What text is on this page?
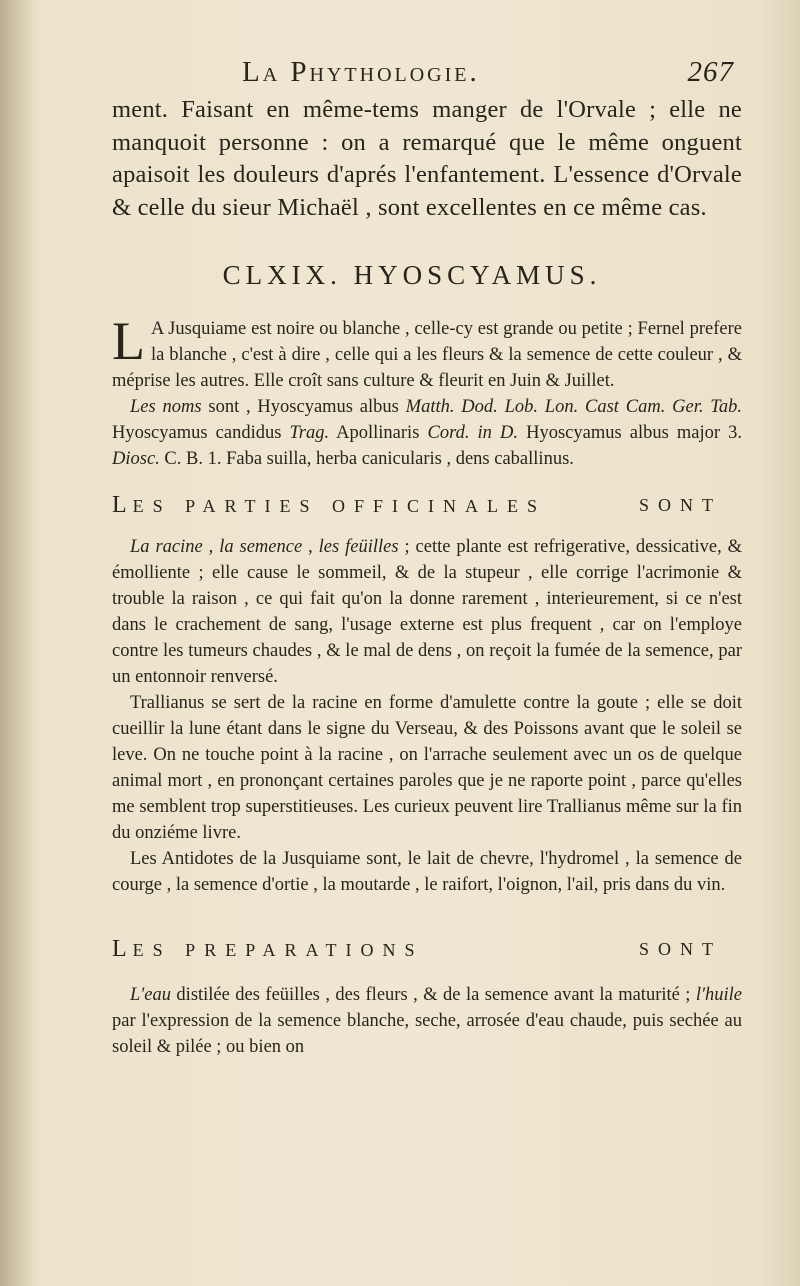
La Phythologie.	267

ment. Faisant en même-tems manger de l'Orvale ; elle ne manquoit personne : on a remarqué que le même onguent apaisoit les douleurs d'aprés l'enfantement. L'essence d'Orvale & celle du sieur Michaël , sont excellentes en ce même cas.

CLXIX. HYOSCYAMUS.

L A Jusquiame est noire ou blanche , celle-cy est grande ou petite ; Fernel prefere la blanche , c'est à dire , celle qui a les fleurs & la semence de cette couleur , & méprise les autres. Elle croît sans culture & fleurit en Juin & Juillet.

Les noms sont , Hyoscyamus albus Matth. Dod. Lob. Lon. Cast Cam. Ger. Tab. Hyoscyamus candidus Trag. Apollinaris Cord. in D. Hyoscyamus albus major 3. Diosc. C. B. 1. Faba suilla, herba canicularis , dens caballinus.

LES PARTIES OFFICINALES	SONT

La racine , la semence , les feüilles ; cette plante est refrigerative, dessicative, & émolliente ; elle cause le sommeil, & de la stupeur , elle corrige l'acrimonie & trouble la raison , ce qui fait qu'on la donne rarement , interieurement, si ce n'est dans le crachement de sang, l'usage externe est plus frequent , car on l'employe contre les tumeurs chaudes , & le mal de dens , on reçoit la fumée de la semence, par un entonnoir renversé.

Trallianus se sert de la racine en forme d'amulette contre la goute ; elle se doit cueillir la lune étant dans le signe du Verseau, & des Poissons avant que le soleil se leve. On ne touche point à la racine , on l'arrache seulement avec un os de quelque animal mort , en prononçant certaines paroles que je ne raporte point , parce qu'elles me semblent trop superstitieuses. Les curieux peuvent lire Trallianus même sur la fin du onziéme livre.

Les Antidotes de la Jusquiame sont, le lait de chevre, l'hydromel , la semence de courge , la semence d'ortie , la moutarde , le raifort, l'oignon, l'ail, pris dans du vin.

LES PREPARATIONS	SONT

L'eau distilée des feüilles , des fleurs , & de la semence avant la maturité ; l'huile par l'expression de la semence blanche, seche, arrosée d'eau chaude, puis sechée au soleil & pilée ; ou bien on
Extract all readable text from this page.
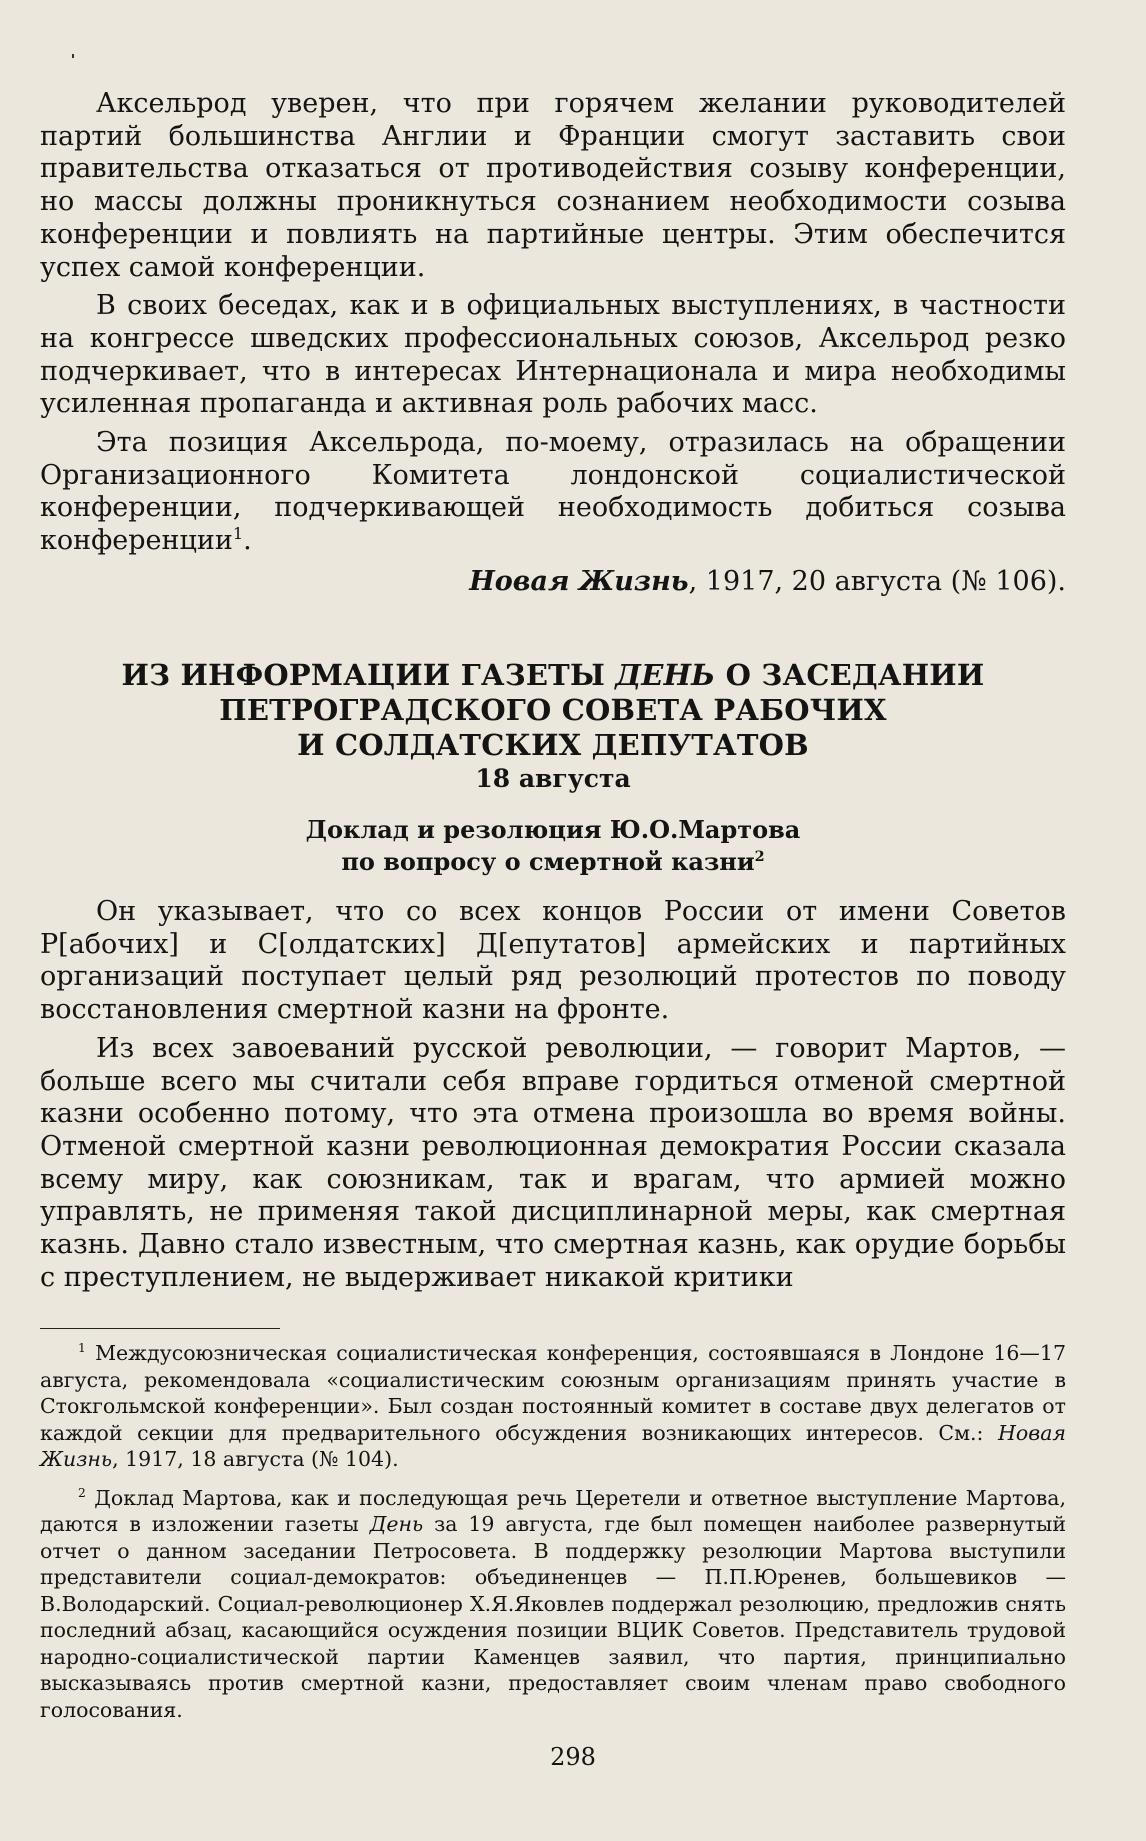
Аксельрод уверен, что при горячем желании руководителей партий большинства Англии и Франции смогут заставить свои правительства отказаться от противодействия созыву конференции, но массы должны проникнуться сознанием необходимости созыва конференции и повлиять на партийные центры. Этим обеспечится успех самой конференции.

В своих беседах, как и в официальных выступлениях, в частности на конгрессе шведских профессиональных союзов, Аксельрод резко подчеркивает, что в интересах Интернационала и мира необходимы усиленная пропаганда и активная роль рабочих масс.

Эта позиция Аксельрода, по-моему, отразилась на обращении Организационного Комитета лондонской социалистической конференции, подчеркивающей необходимость добиться созыва конференции$^1$.

Новая Жизнь, 1917, 20 августа (№ 106).
ИЗ ИНФОРМАЦИИ ГАЗЕТЫ ДЕНЬ О ЗАСЕДАНИИ
ПЕТРОГРАДСКОГО СОВЕТА РАБОЧИХ
И СОЛДАТСКИХ ДЕПУТАТОВ
18 августа
Доклад и резолюция Ю.О.Мартова
по вопросу о смертной казни$^2$

Он указывает, что со всех концов России от имени Советов Р[абочих] и С[олдатских] Д[епутатов] армейских и партийных организаций поступает целый ряд резолюций протестов по поводу восстановления смертной казни на фронте.

Из всех завоеваний русской революции, — говорит Мартов, — больше всего мы считали себя вправе гордиться отменой смертной казни особенно потому, что эта отмена произошла во время войны. Отменой смертной казни революционная демократия России сказала всему миру, как союзникам, так и врагам, что армией можно управлять, не применяя такой дисциплинарной меры, как смертная казнь. Давно стало известным, что смертная казнь, как орудие борьбы с преступлением, не выдерживает никакой критики

$^1$ Междусоюзническая социалистическая конференция, состоявшаяся в Лондоне 16—17 августа, рекомендовала «социалистическим союзным организациям принять участие в Стокгольмской конференции». Был создан постоянный комитет в составе двух делегатов от каждой секции для предварительного обсуждения возникающих интересов. См.: Новая Жизнь, 1917, 18 августа (№ 104).

$^2$ Доклад Мартова, как и последующая речь Церетели и ответное выступление Мартова, даются в изложении газеты День за 19 августа, где был помещен наиболее развернутый отчет о данном заседании Петросовета. В поддержку резолюции Мартова выступили представители социал-демократов: объединенцев — П.П.Юренев, большевиков — В.Володарский. Социал-революционер Х.Я.Яковлев поддержал резолюцию, предложив снять последний абзац, касающийся осуждения позиции ВЦИК Советов. Представитель трудовой народно-социалистической партии Каменцев заявил, что партия, принципиально высказываясь против смертной казни, предоставляет своим членам право свободного голосования.

298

* [Required task]:
Keep every word of the data as it is when you write it out, but drop the pictures.

* [Output]:
What text is on this page?
La Phythologie.	267

ment. Faisant en même-tems manger de l'Orvale ; elle ne manquoit personne : on a remarqué que le même onguent apaisoit les douleurs d'aprés l'enfantement. L'essence d'Orvale & celle du sieur Michaël , sont excellentes en ce même cas.

CLXIX. HYOSCYAMUS.

L A Jusquiame est noire ou blanche , celle-cy est grande ou petite ; Fernel prefere la blanche , c'est à dire , celle qui a les fleurs & la semence de cette couleur , & méprise les autres. Elle croît sans culture & fleurit en Juin & Juillet.

Les noms sont , Hyoscyamus albus Matth. Dod. Lob. Lon. Cast Cam. Ger. Tab. Hyoscyamus candidus Trag. Apollinaris Cord. in D. Hyoscyamus albus major 3. Diosc. C. B. 1. Faba suilla, herba canicularis , dens caballinus.

LES PARTIES OFFICINALES	SONT

La racine , la semence , les feüilles ; cette plante est refrigerative, dessicative, & émolliente ; elle cause le sommeil, & de la stupeur , elle corrige l'acrimonie & trouble la raison , ce qui fait qu'on la donne rarement , interieurement, si ce n'est dans le crachement de sang, l'usage externe est plus frequent , car on l'employe contre les tumeurs chaudes , & le mal de dens , on reçoit la fumée de la semence, par un entonnoir renversé.

Trallianus se sert de la racine en forme d'amulette contre la goute ; elle se doit cueillir la lune étant dans le signe du Verseau, & des Poissons avant que le soleil se leve. On ne touche point à la racine , on l'arrache seulement avec un os de quelque animal mort , en prononçant certaines paroles que je ne raporte point , parce qu'elles me semblent trop superstitieuses. Les curieux peuvent lire Trallianus même sur la fin du onziéme livre.

Les Antidotes de la Jusquiame sont, le lait de chevre, l'hydromel , la semence de courge , la semence d'ortie , la moutarde , le raifort, l'oignon, l'ail, pris dans du vin.

LES PREPARATIONS	SONT

L'eau distilée des feüilles , des fleurs , & de la semence avant la maturité ; l'huile par l'expression de la semence blanche, seche, arrosée d'eau chaude, puis sechée au soleil & pilée ; ou bien on
Extract all readable text from this page.
Аксельрод уверен, что при горячем желании руководителей партий большинства Англии и Франции смогут заставить свои правительства отказаться от противодействия созыву конференции, но массы должны проникнуться сознанием необходимости созыва конференции и повлиять на партийные центры. Этим обеспечится успех самой конференции.

В своих беседах, как и в официальных выступлениях, в частности на конгрессе шведских профессиональных союзов, Аксельрод резко подчеркивает, что в интересах Интернационала и мира необходимы усиленная пропаганда и активная роль рабочих масс.

Эта позиция Аксельрода, по-моему, отразилась на обращении Организационного Комитета лондонской социалистической конференции, подчеркивающей необходимость добиться созыва конференции$^1$.

Новая Жизнь, 1917, 20 августа (№ 106).
ИЗ ИНФОРМАЦИИ ГАЗЕТЫ ДЕНЬ О ЗАСЕДАНИИ
ПЕТРОГРАДСКОГО СОВЕТА РАБОЧИХ
И СОЛДАТСКИХ ДЕПУТАТОВ
18 августа
Доклад и резолюция Ю.О.Мартова
по вопросу о смертной казни$^2$

Он указывает, что со всех концов России от имени Советов Р[абочих] и С[олдатских] Д[епутатов] армейских и партийных организаций поступает целый ряд резолюций протестов по поводу восстановления смертной казни на фронте.

Из всех завоеваний русской революции, — говорит Мартов, — больше всего мы считали себя вправе гордиться отменой смертной казни особенно потому, что эта отмена произошла во время войны. Отменой смертной казни революционная демократия России сказала всему миру, как союзникам, так и врагам, что армией можно управлять, не применяя такой дисциплинарной меры, как смертная казнь. Давно стало известным, что смертная казнь, как орудие борьбы с преступлением, не выдерживает никакой критики

$^1$ Междусоюзническая социалистическая конференция, состоявшаяся в Лондоне 16—17 августа, рекомендовала «социалистическим союзным организациям принять участие в Стокгольмской конференции». Был создан постоянный комитет в составе двух делегатов от каждой секции для предварительного обсуждения возникающих интересов. См.: Новая Жизнь, 1917, 18 августа (№ 104).

$^2$ Доклад Мартова, как и последующая речь Церетели и ответное выступление Мартова, даются в изложении газеты День за 19 августа, где был помещен наиболее развернутый отчет о данном заседании Петросовета. В поддержку резолюции Мартова выступили представители социал-демократов: объединенцев — П.П.Юренев, большевиков — В.Володарский. Социал-революционер Х.Я.Яковлев поддержал резолюцию, предложив снять последний абзац, касающийся осуждения позиции ВЦИК Советов. Представитель трудовой народно-социалистической партии Каменцев заявил, что партия, принципиально высказываясь против смертной казни, предоставляет своим членам право свободного голосования.

298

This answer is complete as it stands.